→ The exercise
The listing below must be repeated word for word, with its images excluded.

========================================================================

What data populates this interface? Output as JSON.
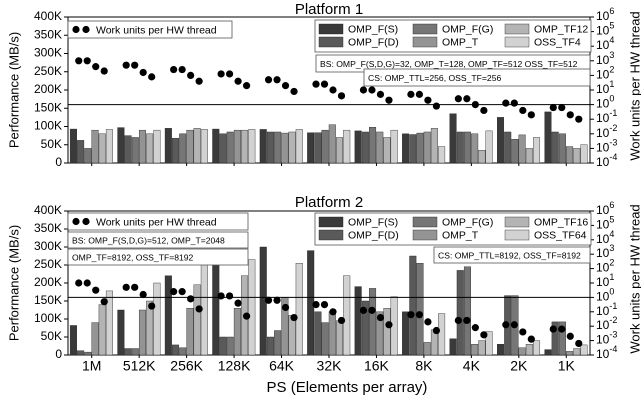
{
  "figure": {
    "xlabel": "PS (Elements per array)",
    "ylabel_left": "Performance (MB/s)",
    "ylabel_right": "Work units per HW thread",
    "categories": [
      "1M",
      "512K",
      "256K",
      "128K",
      "64K",
      "32K",
      "16K",
      "8K",
      "4K",
      "2K",
      "1K"
    ]
  },
  "colors": {
    "OMP_F(S)": "#3a3a3a",
    "OMP_F(D)": "#5a5a5a",
    "OMP_F(G)": "#767676",
    "OMP_T": "#949494",
    "OMP_TF": "#b4b4b4",
    "OSS_TF": "#d2d2d2"
  },
  "chart_data": [
    {
      "type": "bar",
      "title": "Platform 1",
      "ylabel": "Performance (MB/s)",
      "y2label": "Work units per HW thread",
      "ylim": [
        0,
        400000
      ],
      "yticks": [
        "0",
        "50K",
        "100K",
        "150K",
        "200K",
        "250K",
        "300K",
        "350K",
        "400K"
      ],
      "y2ticks": [
        "10^-4",
        "10^-3",
        "10^-2",
        "10^-1",
        "10^0",
        "10^1",
        "10^2",
        "10^3",
        "10^4",
        "10^5",
        "10^6"
      ],
      "y2lim_exp": [
        -4,
        6
      ],
      "ref_line_exp": 0,
      "categories": [
        "1M",
        "512K",
        "256K",
        "128K",
        "64K",
        "32K",
        "16K",
        "8K",
        "4K",
        "2K",
        "1K"
      ],
      "legend": [
        "OMP_F(S)",
        "OMP_F(G)",
        "OMP_TF12",
        "OMP_F(D)",
        "OMP_T",
        "OSS_TF4"
      ],
      "series": [
        {
          "name": "OMP_F(S)",
          "color_key": "OMP_F(S)",
          "values": [
            93000,
            97000,
            95000,
            93000,
            92000,
            83000,
            88000,
            80000,
            135000,
            125000,
            140000
          ]
        },
        {
          "name": "OMP_F(D)",
          "color_key": "OMP_F(D)",
          "values": [
            62000,
            75000,
            68000,
            80000,
            85000,
            83000,
            85000,
            78000,
            85000,
            85000,
            85000
          ]
        },
        {
          "name": "OMP_F(G)",
          "color_key": "OMP_F(G)",
          "values": [
            40000,
            70000,
            80000,
            85000,
            85000,
            90000,
            98000,
            82000,
            85000,
            65000,
            80000
          ]
        },
        {
          "name": "OMP_T",
          "color_key": "OMP_T",
          "values": [
            90000,
            90000,
            90000,
            90000,
            82000,
            105000,
            85000,
            85000,
            80000,
            77000,
            45000
          ]
        },
        {
          "name": "OMP_TF12",
          "color_key": "OMP_TF",
          "values": [
            80000,
            80000,
            95000,
            90000,
            85000,
            70000,
            70000,
            95000,
            35000,
            40000,
            40000
          ]
        },
        {
          "name": "OSS_TF4",
          "color_key": "OSS_TF",
          "values": [
            92000,
            90000,
            92000,
            92000,
            92000,
            90000,
            90000,
            45000,
            88000,
            70000,
            50000
          ]
        }
      ],
      "work_units": {
        "name": "Work units per HW thread",
        "exponents": [
          [
            3.0,
            3.0,
            2.6,
            2.3
          ],
          [
            2.7,
            2.7,
            2.2,
            1.9
          ],
          [
            2.4,
            2.4,
            2.0,
            1.6
          ],
          [
            2.1,
            2.1,
            1.6,
            1.3
          ],
          [
            1.7,
            1.7,
            1.3,
            0.9
          ],
          [
            1.4,
            1.4,
            1.0,
            0.6
          ],
          [
            1.0,
            1.0,
            0.7,
            0.3
          ],
          [
            0.7,
            0.7,
            0.3,
            -0.1
          ],
          [
            0.4,
            0.4,
            0.0,
            -0.4
          ],
          [
            0.1,
            0.1,
            -0.4,
            -0.7
          ],
          [
            -0.2,
            -0.2,
            -0.7,
            -1.0
          ]
        ]
      },
      "annotations": [
        "BS: OMP_F(S,D,G)=32, OMP_T=128, OMP_TF=512 OSS_TF=512",
        "CS: OMP_TTL=256, OSS_TF=256"
      ]
    },
    {
      "type": "bar",
      "title": "Platform 2",
      "ylabel": "Performance (MB/s)",
      "y2label": "Work units per HW thread",
      "ylim": [
        0,
        400000
      ],
      "yticks": [
        "0",
        "50K",
        "100K",
        "150K",
        "200K",
        "250K",
        "300K",
        "350K",
        "400K"
      ],
      "y2ticks": [
        "10^-4",
        "10^-3",
        "10^-2",
        "10^-1",
        "10^0",
        "10^1",
        "10^2",
        "10^3",
        "10^4",
        "10^5",
        "10^6"
      ],
      "y2lim_exp": [
        -4,
        6
      ],
      "ref_line_exp": 0,
      "categories": [
        "1M",
        "512K",
        "256K",
        "128K",
        "64K",
        "32K",
        "16K",
        "8K",
        "4K",
        "2K",
        "1K"
      ],
      "legend": [
        "OMP_F(S)",
        "OMP_F(G)",
        "OMP_TF16",
        "OMP_F(D)",
        "OMP_T",
        "OSS_TF64"
      ],
      "series": [
        {
          "name": "OMP_F(S)",
          "color_key": "OMP_F(S)",
          "values": [
            82000,
            125000,
            220000,
            290000,
            300000,
            290000,
            190000,
            120000,
            45000,
            30000,
            15000
          ]
        },
        {
          "name": "OMP_F(D)",
          "color_key": "OMP_F(D)",
          "values": [
            12000,
            18000,
            28000,
            50000,
            50000,
            120000,
            150000,
            275000,
            235000,
            165000,
            92000
          ]
        },
        {
          "name": "OMP_F(G)",
          "color_key": "OMP_F(G)",
          "values": [
            8000,
            18000,
            20000,
            50000,
            68000,
            90000,
            185000,
            255000,
            245000,
            165000,
            92000
          ]
        },
        {
          "name": "OMP_T",
          "color_key": "OMP_T",
          "values": [
            90000,
            125000,
            130000,
            130000,
            160000,
            120000,
            120000,
            35000,
            30000,
            20000,
            10000
          ]
        },
        {
          "name": "OMP_TF16",
          "color_key": "OMP_TF",
          "values": [
            140000,
            150000,
            195000,
            220000,
            110000,
            95000,
            130000,
            70000,
            40000,
            30000,
            18000
          ]
        },
        {
          "name": "OSS_TF64",
          "color_key": "OSS_TF",
          "values": [
            178000,
            200000,
            265000,
            265000,
            255000,
            220000,
            162000,
            115000,
            65000,
            40000,
            28000
          ]
        }
      ],
      "work_units": {
        "name": "Work units per HW thread",
        "exponents": [
          [
            1.0,
            1.0,
            0.5,
            -0.3
          ],
          [
            0.7,
            0.7,
            0.2,
            -0.6
          ],
          [
            0.4,
            0.4,
            -0.1,
            -0.8
          ],
          [
            0.1,
            0.1,
            -0.4,
            -1.3
          ],
          [
            -0.2,
            -0.2,
            -0.7,
            -1.4
          ],
          [
            -0.5,
            -0.5,
            -1.0,
            -1.6
          ],
          [
            -0.9,
            -0.9,
            -1.4,
            -1.9
          ],
          [
            -1.2,
            -1.2,
            -1.7,
            -2.3
          ],
          [
            -1.6,
            -1.6,
            -2.1,
            -2.6
          ],
          [
            -1.9,
            -1.9,
            -2.4,
            -2.9
          ],
          [
            -2.2,
            -2.2,
            -2.7,
            -3.2
          ]
        ]
      },
      "annotations": [
        "BS: OMP_F(S,D,G)=512, OMP_T=2048",
        "OMP_TF=8192, OSS_TF=8192",
        "CS: OMP_TTL=8192, OSS_TF=8192"
      ]
    }
  ]
}
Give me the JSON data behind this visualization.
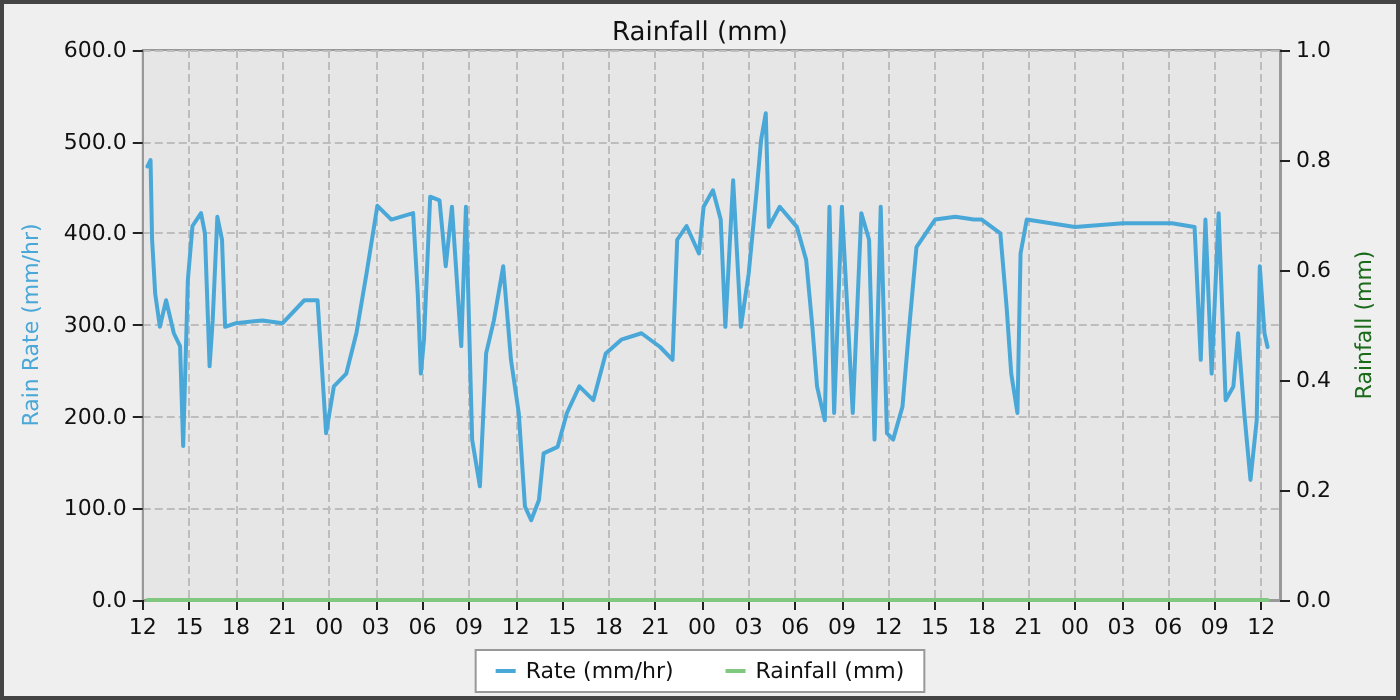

========================================================================

→ Task result
What data populates this interface? Output as JSON.
{
  "figure": {
    "xlabel": "PS (Elements per array)",
    "ylabel_left": "Performance (MB/s)",
    "ylabel_right": "Work units per HW thread",
    "categories": [
      "1M",
      "512K",
      "256K",
      "128K",
      "64K",
      "32K",
      "16K",
      "8K",
      "4K",
      "2K",
      "1K"
    ]
  },
  "colors": {
    "OMP_F(S)": "#3a3a3a",
    "OMP_F(D)": "#5a5a5a",
    "OMP_F(G)": "#767676",
    "OMP_T": "#949494",
    "OMP_TF": "#b4b4b4",
    "OSS_TF": "#d2d2d2"
  },
  "chart_data": [
    {
      "type": "bar",
      "title": "Platform 1",
      "ylabel": "Performance (MB/s)",
      "y2label": "Work units per HW thread",
      "ylim": [
        0,
        400000
      ],
      "yticks": [
        "0",
        "50K",
        "100K",
        "150K",
        "200K",
        "250K",
        "300K",
        "350K",
        "400K"
      ],
      "y2ticks": [
        "10^-4",
        "10^-3",
        "10^-2",
        "10^-1",
        "10^0",
        "10^1",
        "10^2",
        "10^3",
        "10^4",
        "10^5",
        "10^6"
      ],
      "y2lim_exp": [
        -4,
        6
      ],
      "ref_line_exp": 0,
      "categories": [
        "1M",
        "512K",
        "256K",
        "128K",
        "64K",
        "32K",
        "16K",
        "8K",
        "4K",
        "2K",
        "1K"
      ],
      "legend": [
        "OMP_F(S)",
        "OMP_F(G)",
        "OMP_TF12",
        "OMP_F(D)",
        "OMP_T",
        "OSS_TF4"
      ],
      "series": [
        {
          "name": "OMP_F(S)",
          "color_key": "OMP_F(S)",
          "values": [
            93000,
            97000,
            95000,
            93000,
            92000,
            83000,
            88000,
            80000,
            135000,
            125000,
            140000
          ]
        },
        {
          "name": "OMP_F(D)",
          "color_key": "OMP_F(D)",
          "values": [
            62000,
            75000,
            68000,
            80000,
            85000,
            83000,
            85000,
            78000,
            85000,
            85000,
            85000
          ]
        },
        {
          "name": "OMP_F(G)",
          "color_key": "OMP_F(G)",
          "values": [
            40000,
            70000,
            80000,
            85000,
            85000,
            90000,
            98000,
            82000,
            85000,
            65000,
            80000
          ]
        },
        {
          "name": "OMP_T",
          "color_key": "OMP_T",
          "values": [
            90000,
            90000,
            90000,
            90000,
            82000,
            105000,
            85000,
            85000,
            80000,
            77000,
            45000
          ]
        },
        {
          "name": "OMP_TF12",
          "color_key": "OMP_TF",
          "values": [
            80000,
            80000,
            95000,
            90000,
            85000,
            70000,
            70000,
            95000,
            35000,
            40000,
            40000
          ]
        },
        {
          "name": "OSS_TF4",
          "color_key": "OSS_TF",
          "values": [
            92000,
            90000,
            92000,
            92000,
            92000,
            90000,
            90000,
            45000,
            88000,
            70000,
            50000
          ]
        }
      ],
      "work_units": {
        "name": "Work units per HW thread",
        "exponents": [
          [
            3.0,
            3.0,
            2.6,
            2.3
          ],
          [
            2.7,
            2.7,
            2.2,
            1.9
          ],
          [
            2.4,
            2.4,
            2.0,
            1.6
          ],
          [
            2.1,
            2.1,
            1.6,
            1.3
          ],
          [
            1.7,
            1.7,
            1.3,
            0.9
          ],
          [
            1.4,
            1.4,
            1.0,
            0.6
          ],
          [
            1.0,
            1.0,
            0.7,
            0.3
          ],
          [
            0.7,
            0.7,
            0.3,
            -0.1
          ],
          [
            0.4,
            0.4,
            0.0,
            -0.4
          ],
          [
            0.1,
            0.1,
            -0.4,
            -0.7
          ],
          [
            -0.2,
            -0.2,
            -0.7,
            -1.0
          ]
        ]
      },
      "annotations": [
        "BS: OMP_F(S,D,G)=32, OMP_T=128, OMP_TF=512 OSS_TF=512",
        "CS: OMP_TTL=256, OSS_TF=256"
      ]
    },
    {
      "type": "bar",
      "title": "Platform 2",
      "ylabel": "Performance (MB/s)",
      "y2label": "Work units per HW thread",
      "ylim": [
        0,
        400000
      ],
      "yticks": [
        "0",
        "50K",
        "100K",
        "150K",
        "200K",
        "250K",
        "300K",
        "350K",
        "400K"
      ],
      "y2ticks": [
        "10^-4",
        "10^-3",
        "10^-2",
        "10^-1",
        "10^0",
        "10^1",
        "10^2",
        "10^3",
        "10^4",
        "10^5",
        "10^6"
      ],
      "y2lim_exp": [
        -4,
        6
      ],
      "ref_line_exp": 0,
      "categories": [
        "1M",
        "512K",
        "256K",
        "128K",
        "64K",
        "32K",
        "16K",
        "8K",
        "4K",
        "2K",
        "1K"
      ],
      "legend": [
        "OMP_F(S)",
        "OMP_F(G)",
        "OMP_TF16",
        "OMP_F(D)",
        "OMP_T",
        "OSS_TF64"
      ],
      "series": [
        {
          "name": "OMP_F(S)",
          "color_key": "OMP_F(S)",
          "values": [
            82000,
            125000,
            220000,
            290000,
            300000,
            290000,
            190000,
            120000,
            45000,
            30000,
            15000
          ]
        },
        {
          "name": "OMP_F(D)",
          "color_key": "OMP_F(D)",
          "values": [
            12000,
            18000,
            28000,
            50000,
            50000,
            120000,
            150000,
            275000,
            235000,
            165000,
            92000
          ]
        },
        {
          "name": "OMP_F(G)",
          "color_key": "OMP_F(G)",
          "values": [
            8000,
            18000,
            20000,
            50000,
            68000,
            90000,
            185000,
            255000,
            245000,
            165000,
            92000
          ]
        },
        {
          "name": "OMP_T",
          "color_key": "OMP_T",
          "values": [
            90000,
            125000,
            130000,
            130000,
            160000,
            120000,
            120000,
            35000,
            30000,
            20000,
            10000
          ]
        },
        {
          "name": "OMP_TF16",
          "color_key": "OMP_TF",
          "values": [
            140000,
            150000,
            195000,
            220000,
            110000,
            95000,
            130000,
            70000,
            40000,
            30000,
            18000
          ]
        },
        {
          "name": "OSS_TF64",
          "color_key": "OSS_TF",
          "values": [
            178000,
            200000,
            265000,
            265000,
            255000,
            220000,
            162000,
            115000,
            65000,
            40000,
            28000
          ]
        }
      ],
      "work_units": {
        "name": "Work units per HW thread",
        "exponents": [
          [
            1.0,
            1.0,
            0.5,
            -0.3
          ],
          [
            0.7,
            0.7,
            0.2,
            -0.6
          ],
          [
            0.4,
            0.4,
            -0.1,
            -0.8
          ],
          [
            0.1,
            0.1,
            -0.4,
            -1.3
          ],
          [
            -0.2,
            -0.2,
            -0.7,
            -1.4
          ],
          [
            -0.5,
            -0.5,
            -1.0,
            -1.6
          ],
          [
            -0.9,
            -0.9,
            -1.4,
            -1.9
          ],
          [
            -1.2,
            -1.2,
            -1.7,
            -2.3
          ],
          [
            -1.6,
            -1.6,
            -2.1,
            -2.6
          ],
          [
            -1.9,
            -1.9,
            -2.4,
            -2.9
          ],
          [
            -2.2,
            -2.2,
            -2.7,
            -3.2
          ]
        ]
      },
      "annotations": [
        "BS: OMP_F(S,D,G)=512, OMP_T=2048",
        "OMP_TF=8192, OSS_TF=8192",
        "CS: OMP_TTL=8192, OSS_TF=8192"
      ]
    }
  ]
}
Give me the JSON data behind this visualization.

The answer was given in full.